Repeat the entries below exactly as they appear, with no pictures.

ITEMS:
────
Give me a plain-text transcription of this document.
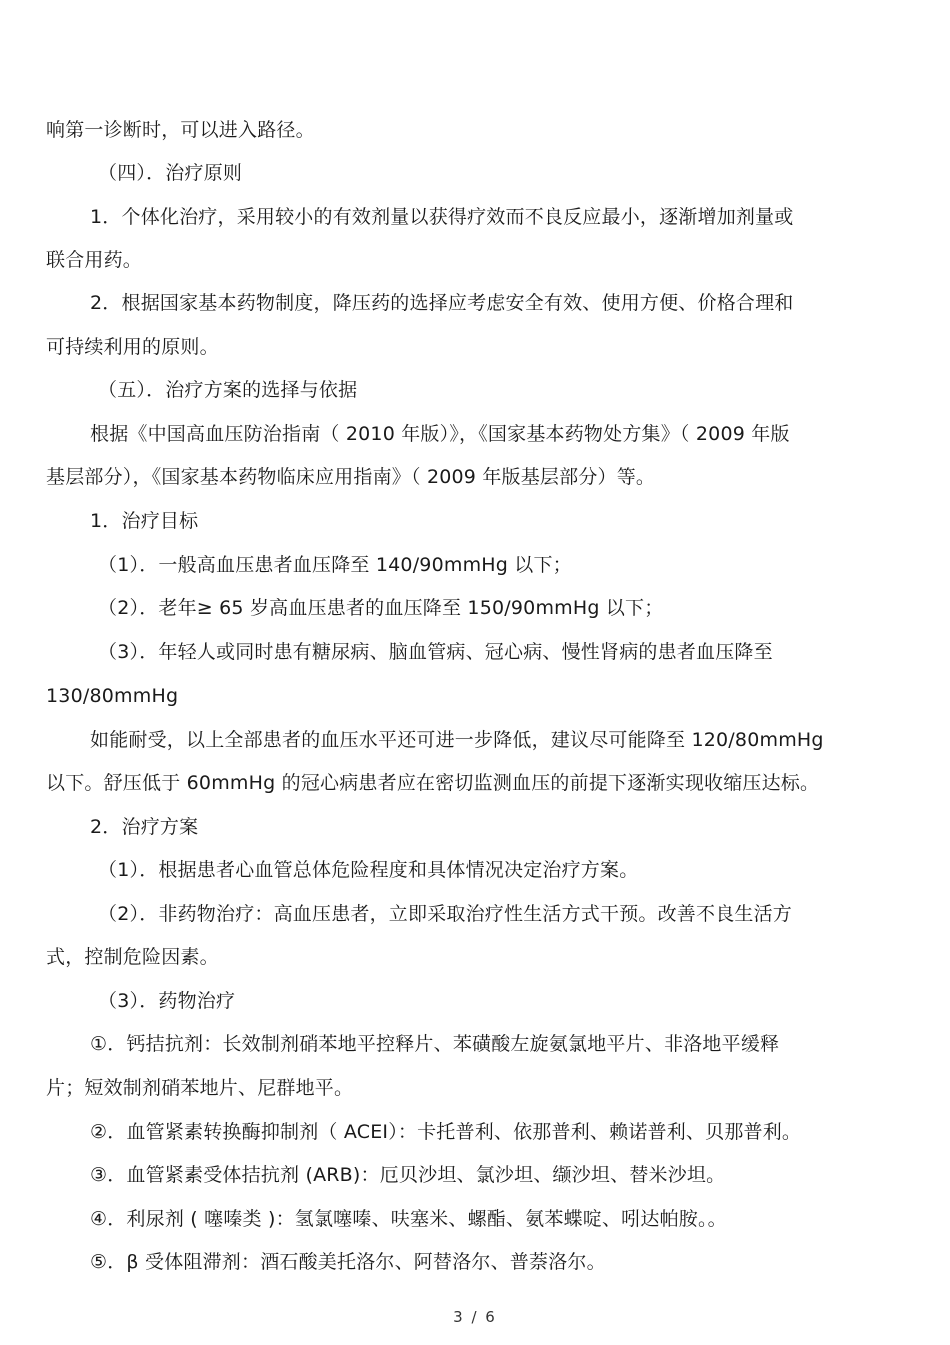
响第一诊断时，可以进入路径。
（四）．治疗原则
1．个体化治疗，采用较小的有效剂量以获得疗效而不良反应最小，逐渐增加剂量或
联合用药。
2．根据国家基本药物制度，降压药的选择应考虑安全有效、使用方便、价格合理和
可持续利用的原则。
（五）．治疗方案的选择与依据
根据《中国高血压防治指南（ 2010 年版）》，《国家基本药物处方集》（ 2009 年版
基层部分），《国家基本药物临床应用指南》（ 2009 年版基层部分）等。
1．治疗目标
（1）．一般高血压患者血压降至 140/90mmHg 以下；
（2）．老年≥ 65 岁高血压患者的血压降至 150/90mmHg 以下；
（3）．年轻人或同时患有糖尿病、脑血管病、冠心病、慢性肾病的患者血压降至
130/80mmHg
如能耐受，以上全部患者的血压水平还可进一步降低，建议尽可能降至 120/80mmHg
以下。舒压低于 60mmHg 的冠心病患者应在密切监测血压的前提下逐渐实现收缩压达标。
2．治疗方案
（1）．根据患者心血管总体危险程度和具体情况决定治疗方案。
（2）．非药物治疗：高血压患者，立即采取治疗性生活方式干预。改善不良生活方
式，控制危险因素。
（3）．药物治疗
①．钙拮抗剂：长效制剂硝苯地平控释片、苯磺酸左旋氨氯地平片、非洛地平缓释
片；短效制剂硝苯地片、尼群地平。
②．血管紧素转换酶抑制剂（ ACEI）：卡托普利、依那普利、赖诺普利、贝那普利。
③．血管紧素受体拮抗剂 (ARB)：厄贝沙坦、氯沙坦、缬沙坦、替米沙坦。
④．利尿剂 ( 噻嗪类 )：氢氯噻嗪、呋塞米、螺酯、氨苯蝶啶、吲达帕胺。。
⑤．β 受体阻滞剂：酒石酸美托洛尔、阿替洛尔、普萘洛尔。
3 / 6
────
RESPONSE TO THE TASK:
Give me a plain-text transcription of this document.
响第一诊断时，可以进入路径。
（四）．治疗原则
1．个体化治疗，采用较小的有效剂量以获得疗效而不良反应最小，逐渐增加剂量或
联合用药。
2．根据国家基本药物制度，降压药的选择应考虑安全有效、使用方便、价格合理和
可持续利用的原则。
（五）．治疗方案的选择与依据
根据《中国高血压防治指南（ 2010 年版）》，《国家基本药物处方集》（ 2009 年版
基层部分），《国家基本药物临床应用指南》（ 2009 年版基层部分）等。
1．治疗目标
（1）．一般高血压患者血压降至 140/90mmHg 以下；
（2）．老年≥ 65 岁高血压患者的血压降至 150/90mmHg 以下；
（3）．年轻人或同时患有糖尿病、脑血管病、冠心病、慢性肾病的患者血压降至
130/80mmHg
如能耐受，以上全部患者的血压水平还可进一步降低，建议尽可能降至 120/80mmHg
以下。舒压低于 60mmHg 的冠心病患者应在密切监测血压的前提下逐渐实现收缩压达标。
2．治疗方案
（1）．根据患者心血管总体危险程度和具体情况决定治疗方案。
（2）．非药物治疗：高血压患者，立即采取治疗性生活方式干预。改善不良生活方
式，控制危险因素。
（3）．药物治疗
①．钙拮抗剂：长效制剂硝苯地平控释片、苯磺酸左旋氨氯地平片、非洛地平缓释
片；短效制剂硝苯地片、尼群地平。
②．血管紧素转换酶抑制剂（ ACEI）：卡托普利、依那普利、赖诺普利、贝那普利。
③．血管紧素受体拮抗剂 (ARB)：厄贝沙坦、氯沙坦、缬沙坦、替米沙坦。
④．利尿剂 ( 噻嗪类 )：氢氯噻嗪、呋塞米、螺酯、氨苯蝶啶、吲达帕胺。。
⑤．β 受体阻滞剂：酒石酸美托洛尔、阿替洛尔、普萘洛尔。
3 / 6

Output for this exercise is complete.